[Layout element annotations]
◆ ◆ ◆ ◆ ◆ ◆ ◆

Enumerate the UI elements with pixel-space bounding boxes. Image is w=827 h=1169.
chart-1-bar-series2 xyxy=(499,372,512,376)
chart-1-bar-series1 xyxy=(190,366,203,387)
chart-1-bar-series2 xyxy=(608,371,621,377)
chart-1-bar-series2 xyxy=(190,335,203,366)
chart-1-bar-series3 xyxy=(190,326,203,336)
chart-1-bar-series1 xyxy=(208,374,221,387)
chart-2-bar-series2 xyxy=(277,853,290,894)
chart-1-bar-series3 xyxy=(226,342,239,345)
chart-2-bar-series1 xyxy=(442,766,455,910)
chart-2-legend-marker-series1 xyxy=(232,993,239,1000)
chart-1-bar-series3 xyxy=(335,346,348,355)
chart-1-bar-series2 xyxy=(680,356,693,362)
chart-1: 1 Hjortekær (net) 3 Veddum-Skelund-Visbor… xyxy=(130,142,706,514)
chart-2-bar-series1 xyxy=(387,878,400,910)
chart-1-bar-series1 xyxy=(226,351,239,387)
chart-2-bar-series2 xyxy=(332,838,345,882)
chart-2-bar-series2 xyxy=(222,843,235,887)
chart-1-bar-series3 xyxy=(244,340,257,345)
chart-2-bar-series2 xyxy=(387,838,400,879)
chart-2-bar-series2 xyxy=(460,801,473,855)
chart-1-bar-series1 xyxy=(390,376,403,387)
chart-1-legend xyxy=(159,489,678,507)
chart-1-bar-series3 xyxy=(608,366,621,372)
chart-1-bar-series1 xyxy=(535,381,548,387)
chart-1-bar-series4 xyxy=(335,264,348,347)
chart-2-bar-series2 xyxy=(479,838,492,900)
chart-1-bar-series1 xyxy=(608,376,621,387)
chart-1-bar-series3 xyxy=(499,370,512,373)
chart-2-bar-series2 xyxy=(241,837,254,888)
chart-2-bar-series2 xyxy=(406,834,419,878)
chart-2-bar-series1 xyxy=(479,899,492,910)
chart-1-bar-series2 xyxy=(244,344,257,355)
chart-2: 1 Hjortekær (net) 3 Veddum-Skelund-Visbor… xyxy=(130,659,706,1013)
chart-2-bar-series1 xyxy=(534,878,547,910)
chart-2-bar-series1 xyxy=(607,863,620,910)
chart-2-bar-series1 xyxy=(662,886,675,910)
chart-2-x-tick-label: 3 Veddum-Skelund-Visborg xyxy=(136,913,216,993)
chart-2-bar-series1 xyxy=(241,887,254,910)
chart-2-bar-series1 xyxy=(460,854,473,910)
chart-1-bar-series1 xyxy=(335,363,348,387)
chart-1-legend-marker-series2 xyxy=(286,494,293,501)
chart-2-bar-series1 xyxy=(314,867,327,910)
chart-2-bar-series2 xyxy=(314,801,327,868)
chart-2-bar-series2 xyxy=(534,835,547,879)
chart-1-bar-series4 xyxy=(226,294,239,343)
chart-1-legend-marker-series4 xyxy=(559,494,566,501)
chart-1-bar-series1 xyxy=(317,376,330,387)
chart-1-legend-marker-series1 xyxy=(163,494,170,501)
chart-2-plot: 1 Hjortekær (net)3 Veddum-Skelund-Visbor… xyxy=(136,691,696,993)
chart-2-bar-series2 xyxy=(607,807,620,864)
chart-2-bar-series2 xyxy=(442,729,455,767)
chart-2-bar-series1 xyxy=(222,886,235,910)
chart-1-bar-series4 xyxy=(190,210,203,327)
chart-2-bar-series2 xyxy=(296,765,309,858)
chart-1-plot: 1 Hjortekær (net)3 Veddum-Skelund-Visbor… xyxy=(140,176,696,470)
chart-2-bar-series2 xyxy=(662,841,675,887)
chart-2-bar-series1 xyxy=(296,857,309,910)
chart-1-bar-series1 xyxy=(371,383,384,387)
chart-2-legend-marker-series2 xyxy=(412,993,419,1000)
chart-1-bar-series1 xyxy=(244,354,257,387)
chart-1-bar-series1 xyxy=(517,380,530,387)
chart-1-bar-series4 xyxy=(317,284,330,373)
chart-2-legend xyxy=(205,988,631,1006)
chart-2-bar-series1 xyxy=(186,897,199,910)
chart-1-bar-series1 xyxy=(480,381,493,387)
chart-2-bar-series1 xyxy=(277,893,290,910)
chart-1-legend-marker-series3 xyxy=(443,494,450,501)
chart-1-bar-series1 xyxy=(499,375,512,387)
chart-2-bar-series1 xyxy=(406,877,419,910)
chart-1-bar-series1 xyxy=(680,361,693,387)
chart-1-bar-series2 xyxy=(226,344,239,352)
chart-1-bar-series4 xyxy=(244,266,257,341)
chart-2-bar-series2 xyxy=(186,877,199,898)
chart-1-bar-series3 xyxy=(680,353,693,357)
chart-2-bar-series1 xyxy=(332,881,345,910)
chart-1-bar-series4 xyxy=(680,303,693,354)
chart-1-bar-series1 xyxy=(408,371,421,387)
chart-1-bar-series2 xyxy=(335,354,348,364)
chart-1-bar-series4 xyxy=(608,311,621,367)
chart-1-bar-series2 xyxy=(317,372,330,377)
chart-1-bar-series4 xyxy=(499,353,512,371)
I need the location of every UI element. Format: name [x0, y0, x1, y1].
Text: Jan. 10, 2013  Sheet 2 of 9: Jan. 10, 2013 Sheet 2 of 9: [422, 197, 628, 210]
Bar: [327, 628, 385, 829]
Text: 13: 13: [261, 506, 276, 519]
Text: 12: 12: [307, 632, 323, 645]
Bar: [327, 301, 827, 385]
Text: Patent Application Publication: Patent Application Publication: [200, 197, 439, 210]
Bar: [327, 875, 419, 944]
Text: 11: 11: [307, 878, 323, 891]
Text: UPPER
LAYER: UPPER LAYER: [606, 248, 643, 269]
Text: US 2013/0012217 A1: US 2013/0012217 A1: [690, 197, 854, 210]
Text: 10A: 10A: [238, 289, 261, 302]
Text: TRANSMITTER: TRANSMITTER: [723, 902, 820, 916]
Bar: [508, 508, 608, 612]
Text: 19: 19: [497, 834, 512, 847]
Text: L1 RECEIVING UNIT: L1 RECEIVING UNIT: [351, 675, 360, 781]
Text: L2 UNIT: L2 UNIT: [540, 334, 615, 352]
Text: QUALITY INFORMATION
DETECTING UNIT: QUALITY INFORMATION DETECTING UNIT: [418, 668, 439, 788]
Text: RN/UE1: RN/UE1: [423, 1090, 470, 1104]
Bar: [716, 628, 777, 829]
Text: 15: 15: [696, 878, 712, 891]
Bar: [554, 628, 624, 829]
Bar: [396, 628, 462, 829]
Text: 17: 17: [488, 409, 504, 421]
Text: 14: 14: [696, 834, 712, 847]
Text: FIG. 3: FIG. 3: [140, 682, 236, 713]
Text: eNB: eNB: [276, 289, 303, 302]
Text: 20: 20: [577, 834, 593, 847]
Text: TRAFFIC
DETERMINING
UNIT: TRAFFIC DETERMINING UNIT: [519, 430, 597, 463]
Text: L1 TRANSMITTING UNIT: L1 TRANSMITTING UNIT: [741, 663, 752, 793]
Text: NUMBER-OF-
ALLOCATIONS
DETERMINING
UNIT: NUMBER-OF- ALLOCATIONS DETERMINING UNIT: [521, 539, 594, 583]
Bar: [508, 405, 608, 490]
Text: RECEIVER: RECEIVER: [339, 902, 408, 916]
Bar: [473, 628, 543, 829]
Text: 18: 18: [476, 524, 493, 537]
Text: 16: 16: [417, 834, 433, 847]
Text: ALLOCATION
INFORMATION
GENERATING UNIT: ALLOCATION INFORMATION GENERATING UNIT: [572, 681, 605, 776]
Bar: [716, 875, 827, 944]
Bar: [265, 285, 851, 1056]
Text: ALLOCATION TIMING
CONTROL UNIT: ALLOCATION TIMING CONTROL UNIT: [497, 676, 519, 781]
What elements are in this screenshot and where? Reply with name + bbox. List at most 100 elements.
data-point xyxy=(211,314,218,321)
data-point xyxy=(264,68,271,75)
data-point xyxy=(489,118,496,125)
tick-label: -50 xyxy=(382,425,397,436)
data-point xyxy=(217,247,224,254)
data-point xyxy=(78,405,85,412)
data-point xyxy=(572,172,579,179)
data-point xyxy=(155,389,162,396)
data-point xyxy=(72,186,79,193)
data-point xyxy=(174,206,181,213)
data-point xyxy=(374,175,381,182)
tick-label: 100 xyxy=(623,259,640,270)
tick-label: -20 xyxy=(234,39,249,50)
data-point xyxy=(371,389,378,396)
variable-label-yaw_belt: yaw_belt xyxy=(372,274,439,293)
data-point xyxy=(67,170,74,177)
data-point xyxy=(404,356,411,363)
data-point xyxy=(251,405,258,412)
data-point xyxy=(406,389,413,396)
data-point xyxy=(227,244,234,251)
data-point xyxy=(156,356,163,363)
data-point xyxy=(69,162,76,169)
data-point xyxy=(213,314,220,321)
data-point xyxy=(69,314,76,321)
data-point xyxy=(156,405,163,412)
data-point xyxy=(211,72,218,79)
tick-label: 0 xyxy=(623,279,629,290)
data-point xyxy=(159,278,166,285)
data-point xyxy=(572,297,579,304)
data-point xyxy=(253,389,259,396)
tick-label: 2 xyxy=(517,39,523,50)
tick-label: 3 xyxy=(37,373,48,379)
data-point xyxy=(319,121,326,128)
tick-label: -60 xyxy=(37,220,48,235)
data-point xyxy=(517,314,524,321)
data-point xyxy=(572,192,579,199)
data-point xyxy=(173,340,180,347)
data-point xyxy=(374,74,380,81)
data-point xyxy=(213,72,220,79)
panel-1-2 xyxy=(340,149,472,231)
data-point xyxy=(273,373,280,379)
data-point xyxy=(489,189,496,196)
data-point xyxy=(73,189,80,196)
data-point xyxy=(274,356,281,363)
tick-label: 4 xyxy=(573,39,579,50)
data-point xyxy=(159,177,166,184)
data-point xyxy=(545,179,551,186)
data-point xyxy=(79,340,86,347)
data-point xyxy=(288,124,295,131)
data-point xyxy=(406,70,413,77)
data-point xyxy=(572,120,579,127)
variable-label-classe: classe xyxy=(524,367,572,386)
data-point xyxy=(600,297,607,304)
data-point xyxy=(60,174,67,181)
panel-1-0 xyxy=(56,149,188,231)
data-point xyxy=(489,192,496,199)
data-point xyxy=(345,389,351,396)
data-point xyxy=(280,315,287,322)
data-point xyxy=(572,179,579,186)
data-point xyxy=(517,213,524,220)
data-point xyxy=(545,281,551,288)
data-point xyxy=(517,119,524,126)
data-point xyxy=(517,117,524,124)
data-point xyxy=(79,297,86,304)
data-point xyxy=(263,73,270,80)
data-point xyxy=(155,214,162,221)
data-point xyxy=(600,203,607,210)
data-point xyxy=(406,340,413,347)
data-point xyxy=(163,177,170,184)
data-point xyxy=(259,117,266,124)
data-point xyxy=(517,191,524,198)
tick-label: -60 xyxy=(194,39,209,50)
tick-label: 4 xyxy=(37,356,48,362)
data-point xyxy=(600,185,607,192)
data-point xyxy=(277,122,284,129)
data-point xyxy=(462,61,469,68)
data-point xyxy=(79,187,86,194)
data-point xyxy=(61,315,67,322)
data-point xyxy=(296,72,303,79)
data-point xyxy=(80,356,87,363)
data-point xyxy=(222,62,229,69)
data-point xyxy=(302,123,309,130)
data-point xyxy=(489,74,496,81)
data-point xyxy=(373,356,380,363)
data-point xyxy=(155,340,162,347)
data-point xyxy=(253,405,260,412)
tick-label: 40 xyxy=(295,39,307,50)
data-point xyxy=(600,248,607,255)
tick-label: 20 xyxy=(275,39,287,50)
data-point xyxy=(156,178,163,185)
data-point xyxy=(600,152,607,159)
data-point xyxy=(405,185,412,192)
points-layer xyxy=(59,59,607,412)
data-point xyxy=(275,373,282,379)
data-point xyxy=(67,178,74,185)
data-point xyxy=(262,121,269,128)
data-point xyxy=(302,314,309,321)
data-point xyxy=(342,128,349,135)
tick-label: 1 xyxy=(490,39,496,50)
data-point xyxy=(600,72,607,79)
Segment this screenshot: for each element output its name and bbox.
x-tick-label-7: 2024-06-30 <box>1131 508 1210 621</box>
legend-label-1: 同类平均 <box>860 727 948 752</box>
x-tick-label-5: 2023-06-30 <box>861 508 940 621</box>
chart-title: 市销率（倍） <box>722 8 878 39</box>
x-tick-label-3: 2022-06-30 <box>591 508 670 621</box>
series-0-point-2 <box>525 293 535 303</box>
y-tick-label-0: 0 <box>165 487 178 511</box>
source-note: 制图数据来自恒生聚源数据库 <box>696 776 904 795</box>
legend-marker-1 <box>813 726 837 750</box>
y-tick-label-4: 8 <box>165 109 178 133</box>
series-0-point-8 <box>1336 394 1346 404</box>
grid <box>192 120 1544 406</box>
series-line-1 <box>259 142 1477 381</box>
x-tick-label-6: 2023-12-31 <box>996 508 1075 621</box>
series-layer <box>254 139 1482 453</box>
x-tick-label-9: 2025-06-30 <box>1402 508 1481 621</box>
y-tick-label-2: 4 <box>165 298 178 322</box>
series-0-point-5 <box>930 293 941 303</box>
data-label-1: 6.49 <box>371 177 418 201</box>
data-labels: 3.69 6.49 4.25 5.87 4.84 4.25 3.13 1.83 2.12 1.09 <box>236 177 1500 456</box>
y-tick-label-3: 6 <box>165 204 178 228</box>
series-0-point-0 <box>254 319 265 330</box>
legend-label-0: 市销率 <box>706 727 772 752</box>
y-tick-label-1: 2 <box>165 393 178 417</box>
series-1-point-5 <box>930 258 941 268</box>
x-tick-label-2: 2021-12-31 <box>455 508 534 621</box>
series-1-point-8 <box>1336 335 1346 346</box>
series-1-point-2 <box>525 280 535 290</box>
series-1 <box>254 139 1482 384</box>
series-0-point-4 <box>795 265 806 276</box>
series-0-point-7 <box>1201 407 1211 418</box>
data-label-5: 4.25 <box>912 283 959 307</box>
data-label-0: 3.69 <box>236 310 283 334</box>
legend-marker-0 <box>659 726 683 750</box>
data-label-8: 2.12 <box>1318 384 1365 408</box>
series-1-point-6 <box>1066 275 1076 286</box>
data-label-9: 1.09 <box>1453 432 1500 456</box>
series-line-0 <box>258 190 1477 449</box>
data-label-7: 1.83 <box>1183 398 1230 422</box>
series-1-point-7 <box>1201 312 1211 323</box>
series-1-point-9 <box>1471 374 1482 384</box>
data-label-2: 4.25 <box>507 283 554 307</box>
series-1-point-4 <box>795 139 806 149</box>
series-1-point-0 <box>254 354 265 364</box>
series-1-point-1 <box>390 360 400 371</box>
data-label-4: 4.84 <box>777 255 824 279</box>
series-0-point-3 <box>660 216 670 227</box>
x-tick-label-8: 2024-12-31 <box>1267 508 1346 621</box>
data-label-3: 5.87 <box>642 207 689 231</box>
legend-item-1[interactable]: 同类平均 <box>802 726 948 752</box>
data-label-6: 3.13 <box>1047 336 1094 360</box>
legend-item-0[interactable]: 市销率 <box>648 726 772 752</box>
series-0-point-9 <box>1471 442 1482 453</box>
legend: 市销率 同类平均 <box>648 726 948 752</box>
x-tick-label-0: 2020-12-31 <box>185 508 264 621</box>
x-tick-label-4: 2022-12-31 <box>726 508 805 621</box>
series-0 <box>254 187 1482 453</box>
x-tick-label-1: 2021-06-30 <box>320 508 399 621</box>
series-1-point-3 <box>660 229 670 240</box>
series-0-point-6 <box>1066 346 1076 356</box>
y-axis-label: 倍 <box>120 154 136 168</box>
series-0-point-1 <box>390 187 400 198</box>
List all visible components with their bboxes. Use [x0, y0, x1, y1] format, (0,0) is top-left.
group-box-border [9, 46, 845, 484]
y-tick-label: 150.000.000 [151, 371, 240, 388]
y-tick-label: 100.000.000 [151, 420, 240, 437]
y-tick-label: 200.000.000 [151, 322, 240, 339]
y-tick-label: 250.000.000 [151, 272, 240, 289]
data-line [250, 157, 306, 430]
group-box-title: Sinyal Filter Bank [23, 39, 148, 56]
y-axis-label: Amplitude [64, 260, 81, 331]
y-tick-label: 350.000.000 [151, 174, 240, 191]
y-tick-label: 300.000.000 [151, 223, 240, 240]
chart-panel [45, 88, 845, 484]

◆ ◆ ◆ ◆ ◆ ◆ ◆

Task requirements: Copy out the records unchanged, from the very first line through the line containing "chart-2-bar-series2 xyxy=(460,801,473,855)".

Result:
Enumerate the UI elements with pixel-space bounding boxes. Image is w=827 h=1169.
chart-1-bar-series2 xyxy=(499,372,512,376)
chart-1-bar-series1 xyxy=(190,366,203,387)
chart-1-bar-series2 xyxy=(608,371,621,377)
chart-1-bar-series2 xyxy=(190,335,203,366)
chart-1-bar-series3 xyxy=(190,326,203,336)
chart-1-bar-series1 xyxy=(208,374,221,387)
chart-2-bar-series2 xyxy=(277,853,290,894)
chart-1-bar-series3 xyxy=(226,342,239,345)
chart-2-bar-series1 xyxy=(442,766,455,910)
chart-2-legend-marker-series1 xyxy=(232,993,239,1000)
chart-1-bar-series3 xyxy=(335,346,348,355)
chart-1-bar-series2 xyxy=(680,356,693,362)
chart-1: 1 Hjortekær (net) 3 Veddum-Skelund-Visbor… xyxy=(130,142,706,514)
chart-2-bar-series1 xyxy=(387,878,400,910)
chart-1-bar-series1 xyxy=(226,351,239,387)
chart-2-bar-series2 xyxy=(332,838,345,882)
chart-2-bar-series2 xyxy=(222,843,235,887)
chart-1-bar-series3 xyxy=(244,340,257,345)
chart-2-bar-series2 xyxy=(387,838,400,879)
chart-2-bar-series2 xyxy=(460,801,473,855)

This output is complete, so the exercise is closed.